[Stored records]
########
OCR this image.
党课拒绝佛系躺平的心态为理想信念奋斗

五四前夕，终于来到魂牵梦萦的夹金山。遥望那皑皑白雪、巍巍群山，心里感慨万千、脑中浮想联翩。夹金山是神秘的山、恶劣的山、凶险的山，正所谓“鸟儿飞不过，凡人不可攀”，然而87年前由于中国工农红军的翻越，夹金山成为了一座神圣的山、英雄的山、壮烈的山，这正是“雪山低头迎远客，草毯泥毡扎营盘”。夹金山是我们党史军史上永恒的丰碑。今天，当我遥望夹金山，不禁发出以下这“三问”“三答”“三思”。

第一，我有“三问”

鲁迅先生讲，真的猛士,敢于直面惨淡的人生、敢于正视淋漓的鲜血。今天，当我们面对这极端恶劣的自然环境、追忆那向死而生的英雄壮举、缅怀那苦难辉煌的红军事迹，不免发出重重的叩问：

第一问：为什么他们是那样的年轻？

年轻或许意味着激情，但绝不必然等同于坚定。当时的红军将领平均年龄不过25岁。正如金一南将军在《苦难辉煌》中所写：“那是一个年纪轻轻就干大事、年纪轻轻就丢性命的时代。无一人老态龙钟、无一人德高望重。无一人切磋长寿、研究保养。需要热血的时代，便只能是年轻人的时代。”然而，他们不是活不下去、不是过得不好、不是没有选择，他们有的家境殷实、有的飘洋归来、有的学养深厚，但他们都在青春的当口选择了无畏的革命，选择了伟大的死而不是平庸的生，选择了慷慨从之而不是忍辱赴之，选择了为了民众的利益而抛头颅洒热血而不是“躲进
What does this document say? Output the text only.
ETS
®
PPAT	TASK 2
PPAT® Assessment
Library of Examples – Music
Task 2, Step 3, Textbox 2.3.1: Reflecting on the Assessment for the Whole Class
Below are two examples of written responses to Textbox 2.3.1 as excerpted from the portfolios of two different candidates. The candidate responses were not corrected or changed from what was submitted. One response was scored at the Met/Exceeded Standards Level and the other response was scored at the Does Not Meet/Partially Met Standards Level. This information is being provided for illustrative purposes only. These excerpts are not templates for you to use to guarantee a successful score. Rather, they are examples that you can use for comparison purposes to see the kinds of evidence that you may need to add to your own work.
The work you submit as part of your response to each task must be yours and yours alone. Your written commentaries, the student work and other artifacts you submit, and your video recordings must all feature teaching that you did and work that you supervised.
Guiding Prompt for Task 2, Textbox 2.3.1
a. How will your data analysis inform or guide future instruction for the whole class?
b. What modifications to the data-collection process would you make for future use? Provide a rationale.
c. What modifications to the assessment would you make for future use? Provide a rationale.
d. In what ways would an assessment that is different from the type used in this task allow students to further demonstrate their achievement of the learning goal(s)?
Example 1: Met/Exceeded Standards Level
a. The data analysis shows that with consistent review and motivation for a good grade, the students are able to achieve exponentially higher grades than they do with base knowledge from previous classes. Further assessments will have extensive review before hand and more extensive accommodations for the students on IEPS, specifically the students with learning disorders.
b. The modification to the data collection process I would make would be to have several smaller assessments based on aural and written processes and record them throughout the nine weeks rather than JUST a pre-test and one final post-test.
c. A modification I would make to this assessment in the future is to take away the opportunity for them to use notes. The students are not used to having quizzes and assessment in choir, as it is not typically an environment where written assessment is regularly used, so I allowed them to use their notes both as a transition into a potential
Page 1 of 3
########
- **Task instructions**:
Reproduce the full listing above, character for character.

- **The reply**:
OCR this image.
党课拒绝佛系躺平的心态为理想信念奋斗

五四前夕，终于来到魂牵梦萦的夹金山。遥望那皑皑白雪、巍巍群山，心里感慨万千、脑中浮想联翩。夹金山是神秘的山、恶劣的山、凶险的山，正所谓“鸟儿飞不过，凡人不可攀”，然而87年前由于中国工农红军的翻越，夹金山成为了一座神圣的山、英雄的山、壮烈的山，这正是“雪山低头迎远客，草毯泥毡扎营盘”。夹金山是我们党史军史上永恒的丰碑。今天，当我遥望夹金山，不禁发出以下这“三问”“三答”“三思”。

第一，我有“三问”

鲁迅先生讲，真的猛士,敢于直面惨淡的人生、敢于正视淋漓的鲜血。今天，当我们面对这极端恶劣的自然环境、追忆那向死而生的英雄壮举、缅怀那苦难辉煌的红军事迹，不免发出重重的叩问：

第一问：为什么他们是那样的年轻？

年轻或许意味着激情，但绝不必然等同于坚定。当时的红军将领平均年龄不过25岁。正如金一南将军在《苦难辉煌》中所写：“那是一个年纪轻轻就干大事、年纪轻轻就丢性命的时代。无一人老态龙钟、无一人德高望重。无一人切磋长寿、研究保养。需要热血的时代，便只能是年轻人的时代。”然而，他们不是活不下去、不是过得不好、不是没有选择，他们有的家境殷实、有的飘洋归来、有的学养深厚，但他们都在青春的当口选择了无畏的革命，选择了伟大的死而不是平庸的生，选择了慷慨从之而不是忍辱赴之，选择了为了民众的利益而抛头颅洒热血而不是“躲进
What does this document say? Output the text only.
ETS
®
PPAT	TASK 2
PPAT® Assessment
Library of Examples – Music
Task 2, Step 3, Textbox 2.3.1: Reflecting on the Assessment for the Whole Class
Below are two examples of written responses to Textbox 2.3.1 as excerpted from the portfolios of two different candidates. The candidate responses were not corrected or changed from what was submitted. One response was scored at the Met/Exceeded Standards Level and the other response was scored at the Does Not Meet/Partially Met Standards Level. This information is being provided for illustrative purposes only. These excerpts are not templates for you to use to guarantee a successful score. Rather, they are examples that you can use for comparison purposes to see the kinds of evidence that you may need to add to your own work.
The work you submit as part of your response to each task must be yours and yours alone. Your written commentaries, the student work and other artifacts you submit, and your video recordings must all feature teaching that you did and work that you supervised.
Guiding Prompt for Task 2, Textbox 2.3.1
a. How will your data analysis inform or guide future instruction for the whole class?
b. What modifications to the data-collection process would you make for future use? Provide a rationale.
c. What modifications to the assessment would you make for future use? Provide a rationale.
d. In what ways would an assessment that is different from the type used in this task allow students to further demonstrate their achievement of the learning goal(s)?
Example 1: Met/Exceeded Standards Level
a. The data analysis shows that with consistent review and motivation for a good grade, the students are able to achieve exponentially higher grades than they do with base knowledge from previous classes. Further assessments will have extensive review before hand and more extensive accommodations for the students on IEPS, specifically the students with learning disorders.
b. The modification to the data collection process I would make would be to have several smaller assessments based on aural and written processes and record them throughout the nine weeks rather than JUST a pre-test and one final post-test.
c. A modification I would make to this assessment in the future is to take away the opportunity for them to use notes. The students are not used to having quizzes and assessment in choir, as it is not typically an environment where written assessment is regularly used, so I allowed them to use their notes both as a transition into a potential
Page 1 of 3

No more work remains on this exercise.